EXERCISE GOAL: Check each line of the listing below for the string "whether", and copy the ones that have it.
· · ·
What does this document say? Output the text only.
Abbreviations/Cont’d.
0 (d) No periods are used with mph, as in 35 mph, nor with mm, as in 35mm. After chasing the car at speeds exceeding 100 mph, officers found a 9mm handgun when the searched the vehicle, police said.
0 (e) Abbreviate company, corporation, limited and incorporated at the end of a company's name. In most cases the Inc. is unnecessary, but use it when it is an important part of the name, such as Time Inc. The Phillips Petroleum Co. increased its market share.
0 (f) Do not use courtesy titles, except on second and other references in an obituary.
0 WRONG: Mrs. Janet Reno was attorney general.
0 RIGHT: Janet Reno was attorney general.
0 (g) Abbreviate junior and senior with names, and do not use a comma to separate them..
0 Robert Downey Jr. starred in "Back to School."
· · ·
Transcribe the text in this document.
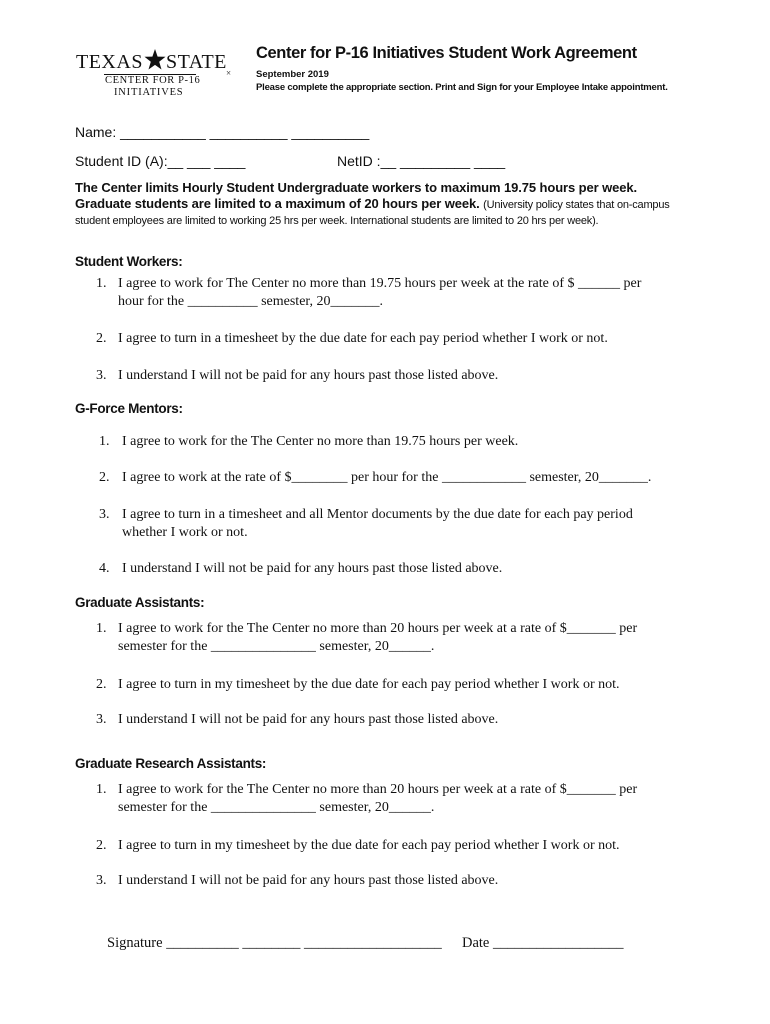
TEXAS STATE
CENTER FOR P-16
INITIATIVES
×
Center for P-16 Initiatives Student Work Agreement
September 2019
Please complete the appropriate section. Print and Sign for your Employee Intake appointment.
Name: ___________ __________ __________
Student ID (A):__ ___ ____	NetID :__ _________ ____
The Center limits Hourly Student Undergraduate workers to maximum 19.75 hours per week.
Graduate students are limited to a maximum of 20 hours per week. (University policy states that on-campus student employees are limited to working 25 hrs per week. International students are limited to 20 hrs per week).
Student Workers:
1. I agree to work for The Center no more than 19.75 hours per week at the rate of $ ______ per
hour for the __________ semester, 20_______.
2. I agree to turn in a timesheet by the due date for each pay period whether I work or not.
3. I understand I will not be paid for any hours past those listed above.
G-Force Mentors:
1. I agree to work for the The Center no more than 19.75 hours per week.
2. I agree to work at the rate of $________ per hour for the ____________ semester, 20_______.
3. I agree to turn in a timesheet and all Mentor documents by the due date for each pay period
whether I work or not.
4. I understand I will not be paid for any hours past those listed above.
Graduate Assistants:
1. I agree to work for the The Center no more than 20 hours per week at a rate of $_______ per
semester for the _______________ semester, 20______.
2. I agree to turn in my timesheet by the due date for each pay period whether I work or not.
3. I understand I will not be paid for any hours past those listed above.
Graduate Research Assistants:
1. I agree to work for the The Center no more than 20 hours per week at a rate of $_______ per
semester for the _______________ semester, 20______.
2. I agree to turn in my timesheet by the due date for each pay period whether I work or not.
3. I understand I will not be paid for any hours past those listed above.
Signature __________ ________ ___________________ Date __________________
· · ·
REPLY:
2. I agree to turn in a timesheet by the due date for each pay period whether I work or not.
whether I work or not.
2. I agree to turn in my timesheet by the due date for each pay period whether I work or not.
2. I agree to turn in my timesheet by the due date for each pay period whether I work or not.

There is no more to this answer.